Go through the entries below and print each one exactly, leaving out pictures.
[Begin]
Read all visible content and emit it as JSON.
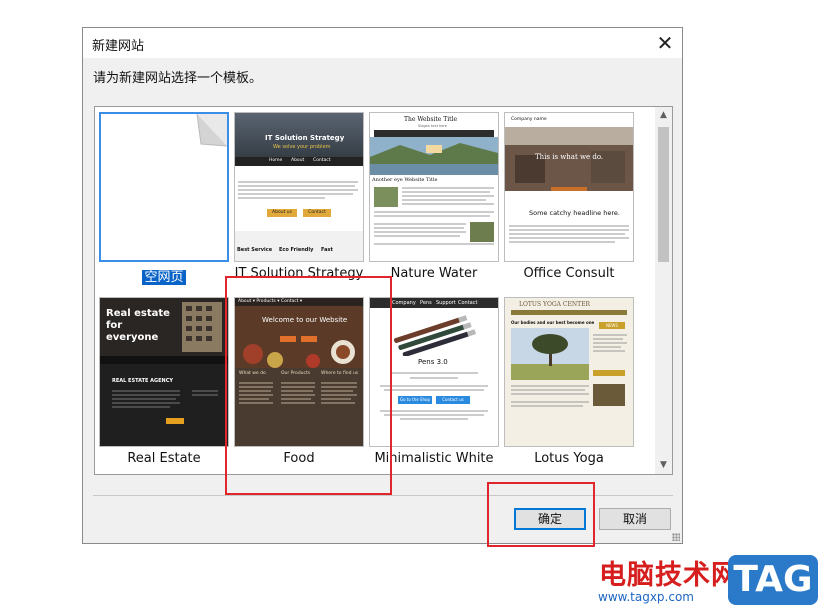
{
  "dialog": {
    "title": "新建网站",
    "close_symbol": "✕",
    "prompt": "请为新建网站选择一个模板。"
  },
  "templates": [
    {
      "label": "空网页",
      "selected": true
    },
    {
      "label": "IT Solution Strategy",
      "selected": false
    },
    {
      "label": "Nature Water",
      "selected": false
    },
    {
      "label": "Office Consult",
      "selected": false
    },
    {
      "label": "Real Estate",
      "selected": false
    },
    {
      "label": "Food",
      "selected": false
    },
    {
      "label": "Minimalistic White",
      "selected": false
    },
    {
      "label": "Lotus Yoga",
      "selected": false
    }
  ],
  "previews": {
    "it": {
      "heading": "IT Solution Strategy",
      "sub": "We solve your problem",
      "nav": [
        "Home",
        "About",
        "Contact"
      ],
      "btn1": "About us",
      "btn2": "Contact",
      "cols": [
        "Best Service",
        "Eco Friendly",
        "Fast"
      ]
    },
    "nature": {
      "heading": "The Website Title",
      "sub": "Slogan text here",
      "caption": "Another eye Website Title"
    },
    "office": {
      "company": "Company name",
      "hero": "This is what we do.",
      "catch": "Some catchy headline here."
    },
    "realestate": {
      "hero": "Real estate for everyone",
      "agency": "REAL ESTATE AGENCY"
    },
    "food": {
      "nav": "About ▾   Products ▾   Contact ▾",
      "hero": "Welcome to our Website",
      "cols": [
        "What we do",
        "Our Products",
        "Where to find us"
      ]
    },
    "minimal": {
      "nav": [
        "Company",
        "Pens",
        "Support",
        "Contact"
      ],
      "heading": "Pens 3.0",
      "btn1": "Go to the Shop",
      "btn2": "Contact us"
    },
    "yoga": {
      "heading": "LOTUS YOGA CENTER",
      "news": "NEWS",
      "subtitle": "Our bodies and our best become one"
    }
  },
  "buttons": {
    "ok": "确定",
    "cancel": "取消"
  },
  "watermark": {
    "brand": "电脑技术网",
    "url": "www.tagxp.com",
    "tag": "TAG"
  },
  "colors": {
    "selection": "#0a64c8",
    "highlight_box": "#e0262b",
    "accent": "#0078d7"
  }
}
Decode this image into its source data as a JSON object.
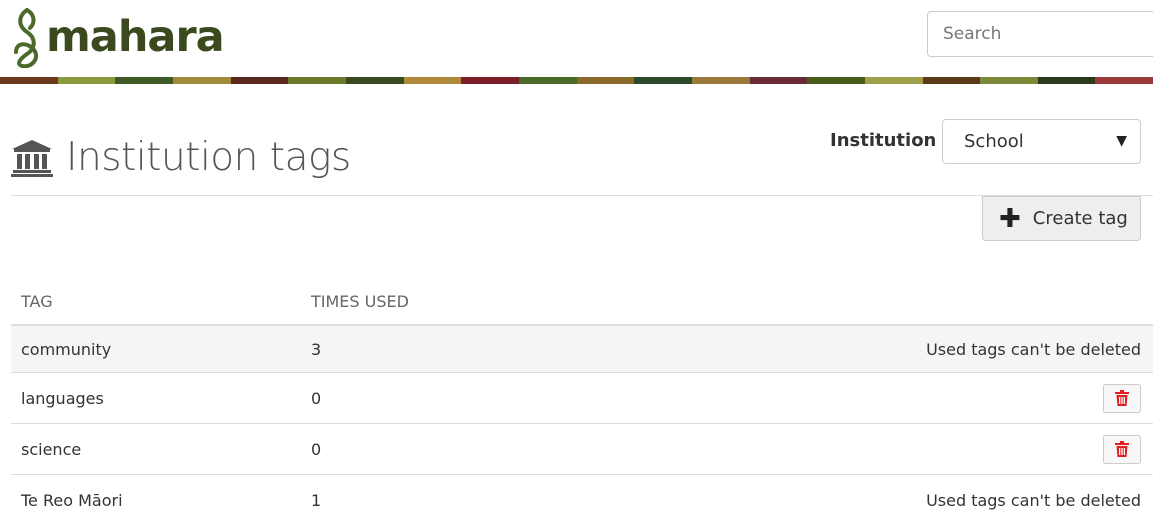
{
  "header": {
    "logo_text": "mahara",
    "search_placeholder": "Search",
    "banner_colors": [
      "#6b3a1f",
      "#8a9a3c",
      "#3f5a27",
      "#a08a3a",
      "#5a2a1e",
      "#6a7a2a",
      "#3a4a20",
      "#b08a3a",
      "#7a1e2a",
      "#4a6a2a",
      "#8a6a2a",
      "#2a4a2a",
      "#9a7a3a",
      "#6a2a3a",
      "#4a5a1a",
      "#a0a04a",
      "#5a3a1a",
      "#7a8a3a",
      "#2a3a1a",
      "#9a3a3a"
    ]
  },
  "page": {
    "title": "Institution tags",
    "institution_label": "Institution",
    "institution_selected": "School",
    "create_button_label": "Create tag"
  },
  "table": {
    "headers": {
      "tag": "TAG",
      "times_used": "TIMES USED"
    },
    "rows": [
      {
        "tag": "community",
        "times_used": "3",
        "action": "Used tags can't be deleted"
      },
      {
        "tag": "languages",
        "times_used": "0",
        "action": "delete"
      },
      {
        "tag": "science",
        "times_used": "0",
        "action": "delete"
      },
      {
        "tag": "Te Reo Māori",
        "times_used": "1",
        "action": "Used tags can't be deleted"
      }
    ]
  },
  "colors": {
    "brand": "#3b4a1e",
    "delete": "#e02020"
  }
}
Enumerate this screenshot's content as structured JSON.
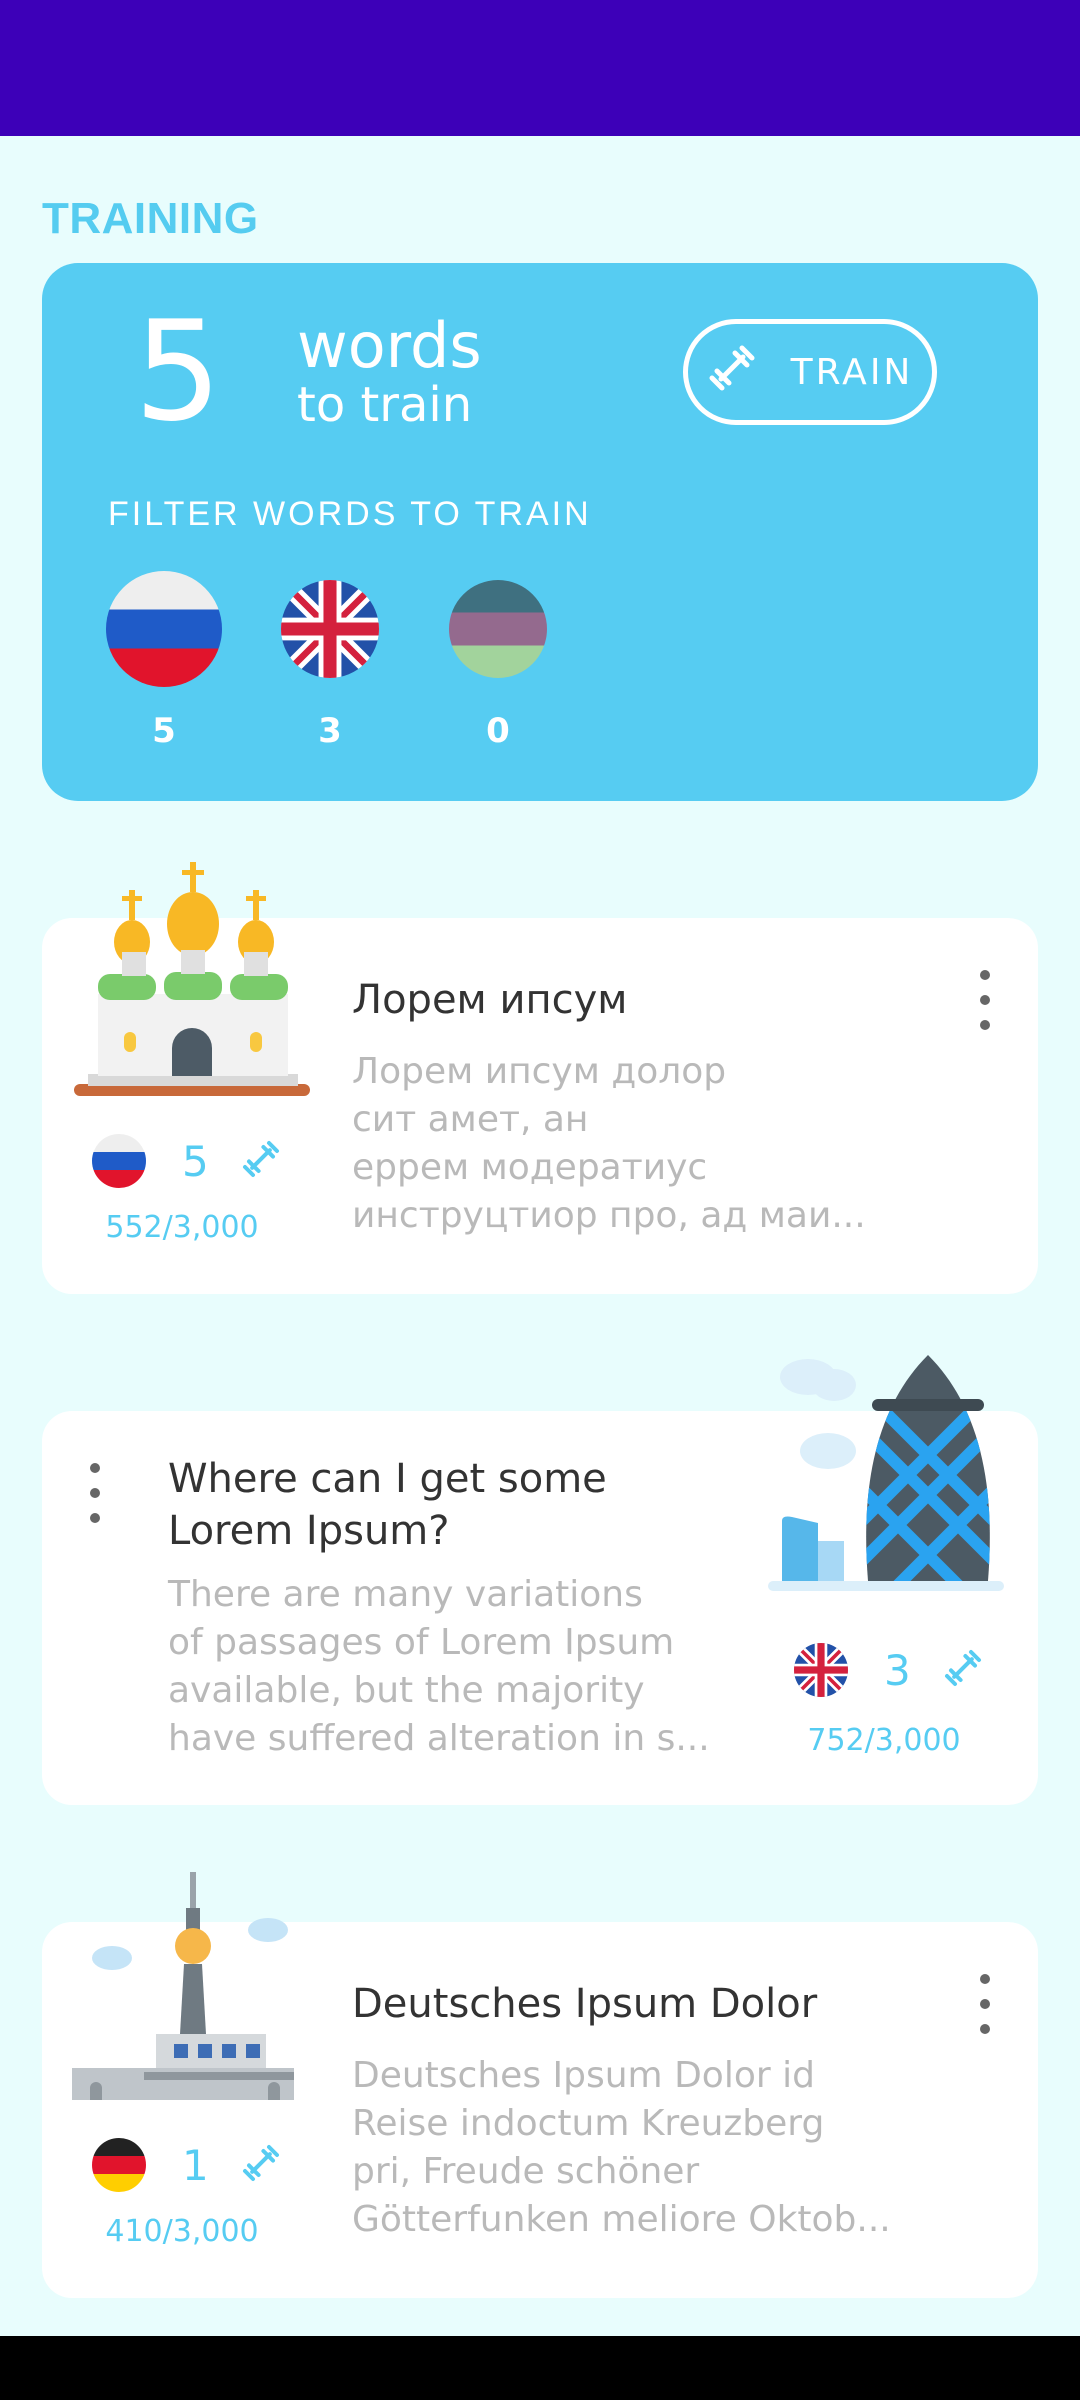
{
  "section": {
    "title": "TRAINING"
  },
  "training": {
    "count": "5",
    "words_label": "words",
    "to_train_label": "to train",
    "train_button": "TRAIN",
    "filter_label": "FILTER WORDS TO TRAIN",
    "filters": [
      {
        "flag": "russia-flag-icon",
        "count": "5"
      },
      {
        "flag": "uk-flag-icon",
        "count": "3"
      },
      {
        "flag": "mystery-flag-icon",
        "count": "0"
      }
    ]
  },
  "cards": [
    {
      "image": "church-illustration",
      "flag": "russia-flag-icon",
      "count": "5",
      "progress": "552/3,000",
      "title": "Лорем ипсум",
      "body": [
        "Лорем ипсум долор",
        "сит амет, ан",
        "еррем модератиус",
        "инструцтиор про, ад маи..."
      ]
    },
    {
      "image": "gherkin-building-illustration",
      "flag": "uk-flag-icon",
      "count": "3",
      "progress": "752/3,000",
      "title_lines": [
        "Where can I get some",
        "Lorem Ipsum?"
      ],
      "body": [
        "There are many variations",
        "of passages of Lorem Ipsum",
        "available, but the majority",
        "have suffered alteration in s..."
      ]
    },
    {
      "image": "tv-tower-illustration",
      "flag": "germany-flag-icon",
      "count": "1",
      "progress": "410/3,000",
      "title": "Deutsches Ipsum Dolor",
      "body": [
        "Deutsches Ipsum Dolor id",
        "Reise indoctum Kreuzberg",
        "pri, Freude schöner",
        "Götterfunken meliore Oktob..."
      ]
    }
  ],
  "colors": {
    "accent": "#56CCF2",
    "status_bar": "#3D00B8",
    "background": "#E8FDFD"
  }
}
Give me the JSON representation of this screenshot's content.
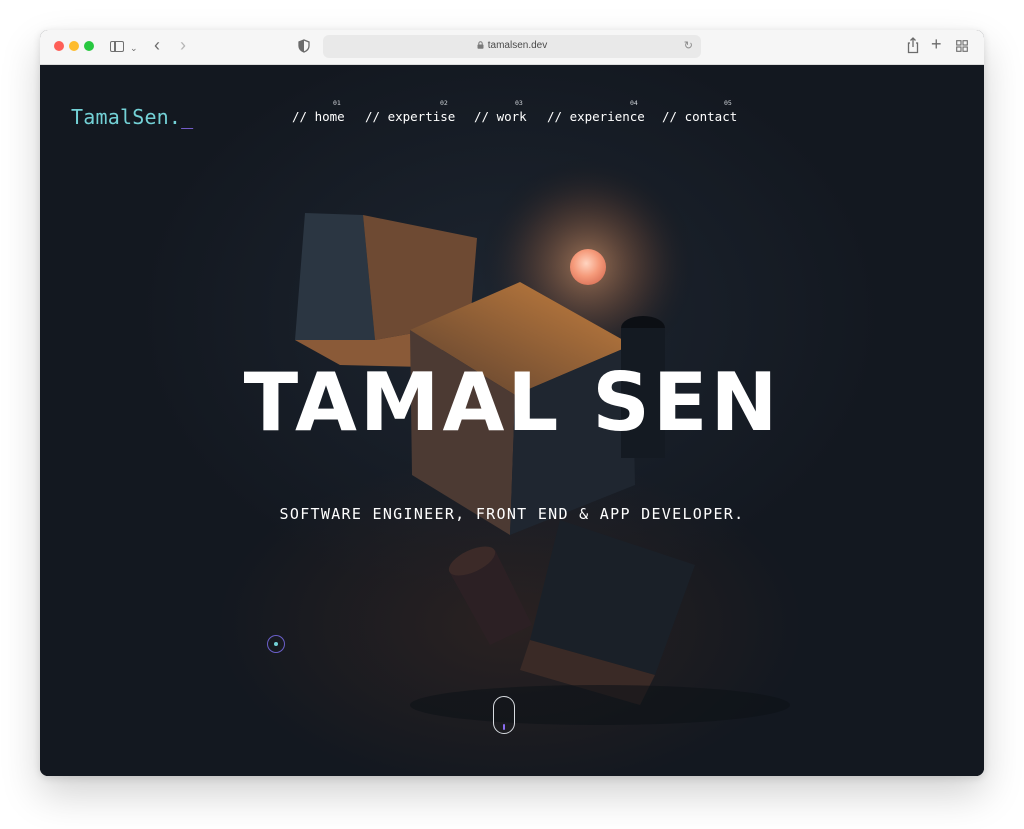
{
  "browser": {
    "url": "tamalsen.dev",
    "traffic_lights": {
      "close": "#fe5f57",
      "minimize": "#febc2e",
      "zoom": "#28c840"
    }
  },
  "site": {
    "logo_text": "TamalSen.",
    "logo_cursor": "_",
    "nav": [
      {
        "num": "01",
        "label": "// home"
      },
      {
        "num": "02",
        "label": "// expertise"
      },
      {
        "num": "03",
        "label": "// work"
      },
      {
        "num": "04",
        "label": "// experience"
      },
      {
        "num": "05",
        "label": "// contact"
      }
    ],
    "hero_title": "TAMAL SEN",
    "hero_subtitle": "SOFTWARE ENGINEER, FRONT END & APP DEVELOPER."
  },
  "colors": {
    "background": "#151b23",
    "logo": "#73d1d6",
    "accent": "#8a6cf0",
    "text": "#ffffff"
  },
  "icons": [
    "sidebar-icon",
    "chevron-down-icon",
    "back-icon",
    "forward-icon",
    "shield-icon",
    "lock-icon",
    "reload-icon",
    "share-icon",
    "plus-icon",
    "tabs-overview-icon",
    "cursor-dot-icon",
    "scroll-mouse-icon"
  ]
}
[End]
Task solution:
Read all visible content and emit it as JSON.
{
  "dialog": {
    "title": "新建网站",
    "close_symbol": "✕",
    "prompt": "请为新建网站选择一个模板。"
  },
  "templates": [
    {
      "label": "空网页",
      "selected": true
    },
    {
      "label": "IT Solution Strategy",
      "selected": false
    },
    {
      "label": "Nature Water",
      "selected": false
    },
    {
      "label": "Office Consult",
      "selected": false
    },
    {
      "label": "Real Estate",
      "selected": false
    },
    {
      "label": "Food",
      "selected": false
    },
    {
      "label": "Minimalistic White",
      "selected": false
    },
    {
      "label": "Lotus Yoga",
      "selected": false
    }
  ],
  "previews": {
    "it": {
      "heading": "IT Solution Strategy",
      "sub": "We solve your problem",
      "nav": [
        "Home",
        "About",
        "Contact"
      ],
      "btn1": "About us",
      "btn2": "Contact",
      "cols": [
        "Best Service",
        "Eco Friendly",
        "Fast"
      ]
    },
    "nature": {
      "heading": "The Website Title",
      "sub": "Slogan text here",
      "caption": "Another eye Website Title"
    },
    "office": {
      "company": "Company name",
      "hero": "This is what we do.",
      "catch": "Some catchy headline here."
    },
    "realestate": {
      "hero": "Real estate for everyone",
      "agency": "REAL ESTATE AGENCY"
    },
    "food": {
      "nav": "About ▾   Products ▾   Contact ▾",
      "hero": "Welcome to our Website",
      "cols": [
        "What we do",
        "Our Products",
        "Where to find us"
      ]
    },
    "minimal": {
      "nav": [
        "Company",
        "Pens",
        "Support",
        "Contact"
      ],
      "heading": "Pens 3.0",
      "btn1": "Go to the Shop",
      "btn2": "Contact us"
    },
    "yoga": {
      "heading": "LOTUS YOGA CENTER",
      "news": "NEWS",
      "subtitle": "Our bodies and our best become one"
    }
  },
  "buttons": {
    "ok": "确定",
    "cancel": "取消"
  },
  "watermark": {
    "brand": "电脑技术网",
    "url": "www.tagxp.com",
    "tag": "TAG"
  },
  "colors": {
    "selection": "#0a64c8",
    "highlight_box": "#e0262b",
    "accent": "#0078d7"
  }
}
Decode this image into its source data as a JSON object.
{
  "header": {
    "logo_text": "mahara",
    "search_placeholder": "Search",
    "banner_colors": [
      "#6b3a1f",
      "#8a9a3c",
      "#3f5a27",
      "#a08a3a",
      "#5a2a1e",
      "#6a7a2a",
      "#3a4a20",
      "#b08a3a",
      "#7a1e2a",
      "#4a6a2a",
      "#8a6a2a",
      "#2a4a2a",
      "#9a7a3a",
      "#6a2a3a",
      "#4a5a1a",
      "#a0a04a",
      "#5a3a1a",
      "#7a8a3a",
      "#2a3a1a",
      "#9a3a3a"
    ]
  },
  "page": {
    "title": "Institution tags",
    "institution_label": "Institution",
    "institution_selected": "School",
    "create_button_label": "Create tag"
  },
  "table": {
    "headers": {
      "tag": "TAG",
      "times_used": "TIMES USED"
    },
    "rows": [
      {
        "tag": "community",
        "times_used": "3",
        "action": "Used tags can't be deleted"
      },
      {
        "tag": "languages",
        "times_used": "0",
        "action": "delete"
      },
      {
        "tag": "science",
        "times_used": "0",
        "action": "delete"
      },
      {
        "tag": "Te Reo Māori",
        "times_used": "1",
        "action": "Used tags can't be deleted"
      }
    ]
  },
  "colors": {
    "brand": "#3b4a1e",
    "delete": "#e02020"
  }
}
Enumerate this screenshot's content as structured JSON.
{
  "section": {
    "title": "TRAINING"
  },
  "training": {
    "count": "5",
    "words_label": "words",
    "to_train_label": "to train",
    "train_button": "TRAIN",
    "filter_label": "FILTER WORDS TO TRAIN",
    "filters": [
      {
        "flag": "russia-flag-icon",
        "count": "5"
      },
      {
        "flag": "uk-flag-icon",
        "count": "3"
      },
      {
        "flag": "mystery-flag-icon",
        "count": "0"
      }
    ]
  },
  "cards": [
    {
      "image": "church-illustration",
      "flag": "russia-flag-icon",
      "count": "5",
      "progress": "552/3,000",
      "title": "Лорем ипсум",
      "body": [
        "Лорем ипсум долор",
        "сит амет, ан",
        "еррем модератиус",
        "инструцтиор про, ад маи..."
      ]
    },
    {
      "image": "gherkin-building-illustration",
      "flag": "uk-flag-icon",
      "count": "3",
      "progress": "752/3,000",
      "title_lines": [
        "Where can I get some",
        "Lorem Ipsum?"
      ],
      "body": [
        "There are many variations",
        "of passages of Lorem Ipsum",
        "available, but the majority",
        "have suffered alteration in s..."
      ]
    },
    {
      "image": "tv-tower-illustration",
      "flag": "germany-flag-icon",
      "count": "1",
      "progress": "410/3,000",
      "title": "Deutsches Ipsum Dolor",
      "body": [
        "Deutsches Ipsum Dolor id",
        "Reise indoctum Kreuzberg",
        "pri, Freude schöner",
        "Götterfunken meliore Oktob..."
      ]
    }
  ],
  "colors": {
    "accent": "#56CCF2",
    "status_bar": "#3D00B8",
    "background": "#E8FDFD"
  }
}
Give me the JSON representation of this screenshot's content.
{
  "browser": {
    "url": "tamalsen.dev",
    "traffic_lights": {
      "close": "#fe5f57",
      "minimize": "#febc2e",
      "zoom": "#28c840"
    }
  },
  "site": {
    "logo_text": "TamalSen.",
    "logo_cursor": "_",
    "nav": [
      {
        "num": "01",
        "label": "// home"
      },
      {
        "num": "02",
        "label": "// expertise"
      },
      {
        "num": "03",
        "label": "// work"
      },
      {
        "num": "04",
        "label": "// experience"
      },
      {
        "num": "05",
        "label": "// contact"
      }
    ],
    "hero_title": "TAMAL SEN",
    "hero_subtitle": "SOFTWARE ENGINEER, FRONT END & APP DEVELOPER."
  },
  "colors": {
    "background": "#151b23",
    "logo": "#73d1d6",
    "accent": "#8a6cf0",
    "text": "#ffffff"
  },
  "icons": [
    "sidebar-icon",
    "chevron-down-icon",
    "back-icon",
    "forward-icon",
    "shield-icon",
    "lock-icon",
    "reload-icon",
    "share-icon",
    "plus-icon",
    "tabs-overview-icon",
    "cursor-dot-icon",
    "scroll-mouse-icon"
  ]
}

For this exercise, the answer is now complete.